BEGIN SUPPLIED RECORDS

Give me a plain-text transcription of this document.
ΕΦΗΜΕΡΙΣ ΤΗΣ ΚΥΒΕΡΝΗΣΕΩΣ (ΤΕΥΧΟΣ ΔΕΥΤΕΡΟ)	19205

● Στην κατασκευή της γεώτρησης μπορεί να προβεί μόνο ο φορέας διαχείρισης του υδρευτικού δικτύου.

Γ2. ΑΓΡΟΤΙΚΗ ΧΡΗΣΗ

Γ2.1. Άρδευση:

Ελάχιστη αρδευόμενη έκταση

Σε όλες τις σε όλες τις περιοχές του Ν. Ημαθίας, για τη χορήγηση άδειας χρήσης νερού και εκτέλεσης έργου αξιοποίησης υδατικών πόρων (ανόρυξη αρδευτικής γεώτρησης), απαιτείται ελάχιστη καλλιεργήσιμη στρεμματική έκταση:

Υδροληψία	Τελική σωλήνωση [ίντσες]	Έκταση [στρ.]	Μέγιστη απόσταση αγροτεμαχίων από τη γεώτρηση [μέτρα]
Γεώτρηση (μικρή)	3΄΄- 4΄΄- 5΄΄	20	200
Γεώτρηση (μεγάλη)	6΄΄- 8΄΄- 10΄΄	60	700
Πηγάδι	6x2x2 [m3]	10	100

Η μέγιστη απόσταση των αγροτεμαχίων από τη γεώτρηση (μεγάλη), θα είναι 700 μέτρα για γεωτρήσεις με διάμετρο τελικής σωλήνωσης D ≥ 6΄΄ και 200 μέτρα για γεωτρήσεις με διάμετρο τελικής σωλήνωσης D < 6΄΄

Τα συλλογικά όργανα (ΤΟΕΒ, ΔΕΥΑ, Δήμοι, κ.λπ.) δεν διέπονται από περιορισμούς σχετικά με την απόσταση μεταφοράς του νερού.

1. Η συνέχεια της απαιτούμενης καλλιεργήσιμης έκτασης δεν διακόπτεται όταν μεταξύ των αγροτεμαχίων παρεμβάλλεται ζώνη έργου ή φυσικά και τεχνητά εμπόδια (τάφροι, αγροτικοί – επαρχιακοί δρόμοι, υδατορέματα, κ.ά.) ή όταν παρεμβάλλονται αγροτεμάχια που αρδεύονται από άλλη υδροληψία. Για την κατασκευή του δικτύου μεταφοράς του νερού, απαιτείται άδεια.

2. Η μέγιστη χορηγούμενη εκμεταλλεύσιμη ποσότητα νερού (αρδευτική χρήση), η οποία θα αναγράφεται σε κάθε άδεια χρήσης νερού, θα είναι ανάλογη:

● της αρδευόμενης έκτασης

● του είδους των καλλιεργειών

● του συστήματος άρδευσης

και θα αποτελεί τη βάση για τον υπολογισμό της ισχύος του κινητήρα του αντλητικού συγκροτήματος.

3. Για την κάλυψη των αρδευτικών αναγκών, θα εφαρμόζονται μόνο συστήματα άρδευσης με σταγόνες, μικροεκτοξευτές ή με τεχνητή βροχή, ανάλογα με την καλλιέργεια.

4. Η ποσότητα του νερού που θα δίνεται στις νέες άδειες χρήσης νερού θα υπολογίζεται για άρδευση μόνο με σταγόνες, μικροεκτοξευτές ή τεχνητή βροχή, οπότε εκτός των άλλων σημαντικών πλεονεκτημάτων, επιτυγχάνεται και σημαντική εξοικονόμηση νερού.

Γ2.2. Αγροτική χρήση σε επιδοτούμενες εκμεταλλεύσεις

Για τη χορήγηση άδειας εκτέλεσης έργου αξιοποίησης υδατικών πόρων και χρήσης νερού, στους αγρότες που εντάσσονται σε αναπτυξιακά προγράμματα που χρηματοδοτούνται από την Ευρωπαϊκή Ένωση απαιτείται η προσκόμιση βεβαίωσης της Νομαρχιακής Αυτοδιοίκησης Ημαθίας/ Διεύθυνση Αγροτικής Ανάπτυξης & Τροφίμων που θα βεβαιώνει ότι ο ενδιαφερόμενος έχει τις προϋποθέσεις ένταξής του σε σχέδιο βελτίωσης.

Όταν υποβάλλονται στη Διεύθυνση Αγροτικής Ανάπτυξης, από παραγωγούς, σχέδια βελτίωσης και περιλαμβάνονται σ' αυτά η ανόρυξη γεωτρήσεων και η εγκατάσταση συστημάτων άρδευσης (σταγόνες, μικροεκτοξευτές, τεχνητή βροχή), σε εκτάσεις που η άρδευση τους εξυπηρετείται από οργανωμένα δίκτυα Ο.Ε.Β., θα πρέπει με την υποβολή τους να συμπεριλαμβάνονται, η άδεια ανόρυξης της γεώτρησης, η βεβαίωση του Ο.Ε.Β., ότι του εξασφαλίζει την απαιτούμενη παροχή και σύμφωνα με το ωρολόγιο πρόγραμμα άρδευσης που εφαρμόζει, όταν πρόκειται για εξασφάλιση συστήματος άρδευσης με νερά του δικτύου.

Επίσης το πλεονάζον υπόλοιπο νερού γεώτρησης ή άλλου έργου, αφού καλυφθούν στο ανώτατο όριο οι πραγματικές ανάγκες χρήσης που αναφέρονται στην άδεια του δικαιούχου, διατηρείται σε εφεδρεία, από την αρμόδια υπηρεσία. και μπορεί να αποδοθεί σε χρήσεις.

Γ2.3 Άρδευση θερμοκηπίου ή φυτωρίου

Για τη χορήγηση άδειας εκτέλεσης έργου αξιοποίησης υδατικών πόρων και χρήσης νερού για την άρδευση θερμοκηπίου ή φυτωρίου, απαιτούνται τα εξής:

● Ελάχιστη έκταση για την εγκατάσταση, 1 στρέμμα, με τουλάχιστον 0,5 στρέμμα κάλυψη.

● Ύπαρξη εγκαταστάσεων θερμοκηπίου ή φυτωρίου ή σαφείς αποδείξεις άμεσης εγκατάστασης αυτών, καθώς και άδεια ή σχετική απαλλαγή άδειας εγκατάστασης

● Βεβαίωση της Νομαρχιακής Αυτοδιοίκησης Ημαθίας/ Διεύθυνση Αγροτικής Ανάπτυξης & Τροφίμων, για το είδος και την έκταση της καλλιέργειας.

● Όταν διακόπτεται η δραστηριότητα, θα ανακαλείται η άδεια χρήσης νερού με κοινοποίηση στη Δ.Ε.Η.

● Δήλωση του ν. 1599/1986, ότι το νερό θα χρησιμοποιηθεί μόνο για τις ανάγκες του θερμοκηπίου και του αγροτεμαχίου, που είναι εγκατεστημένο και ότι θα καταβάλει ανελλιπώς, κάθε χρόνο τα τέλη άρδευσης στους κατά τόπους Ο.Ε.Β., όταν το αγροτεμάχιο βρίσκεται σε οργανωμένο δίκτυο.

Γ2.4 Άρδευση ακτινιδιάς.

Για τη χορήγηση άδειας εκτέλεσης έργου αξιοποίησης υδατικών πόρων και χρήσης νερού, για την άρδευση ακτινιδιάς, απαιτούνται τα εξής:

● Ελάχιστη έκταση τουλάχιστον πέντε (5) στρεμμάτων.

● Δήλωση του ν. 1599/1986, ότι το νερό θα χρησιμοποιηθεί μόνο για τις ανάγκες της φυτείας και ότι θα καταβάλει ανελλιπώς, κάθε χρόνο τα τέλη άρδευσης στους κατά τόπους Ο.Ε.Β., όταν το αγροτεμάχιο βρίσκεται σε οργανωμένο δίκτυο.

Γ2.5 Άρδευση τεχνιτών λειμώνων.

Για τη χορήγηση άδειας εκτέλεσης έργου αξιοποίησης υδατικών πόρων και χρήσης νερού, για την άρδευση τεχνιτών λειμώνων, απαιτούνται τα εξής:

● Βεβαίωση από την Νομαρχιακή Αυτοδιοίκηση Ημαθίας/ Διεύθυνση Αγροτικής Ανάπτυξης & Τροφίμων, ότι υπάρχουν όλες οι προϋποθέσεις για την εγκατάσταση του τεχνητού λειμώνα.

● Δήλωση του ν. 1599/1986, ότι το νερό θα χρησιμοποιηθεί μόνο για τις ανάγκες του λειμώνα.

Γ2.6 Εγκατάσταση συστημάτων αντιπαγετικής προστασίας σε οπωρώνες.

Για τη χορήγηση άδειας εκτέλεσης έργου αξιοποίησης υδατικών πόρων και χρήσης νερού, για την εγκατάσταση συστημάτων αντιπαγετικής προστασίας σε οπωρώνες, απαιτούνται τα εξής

END SUPPLIED RECORDS

--- WHAT IS REQUIRED ---
Scan the listing above for the word "μπορεί" and show each line where it is found.

--- CORRECT RESULT ---
● Στην κατασκευή της γεώτρησης μπορεί να προβεί μόνο ο φορέας διαχείρισης του υδρευτικού δικτύου.
Επίσης το πλεονάζον υπόλοιπο νερού γεώτρησης ή άλλου έργου, αφού καλυφθούν στο ανώτατο όριο οι πραγματικές ανάγκες χρήσης που αναφέρονται στην άδεια του δικαιούχου, διατηρείται σε εφεδρεία, από την αρμόδια υπηρεσία. και μπορεί να αποδοθεί σε χρήσεις.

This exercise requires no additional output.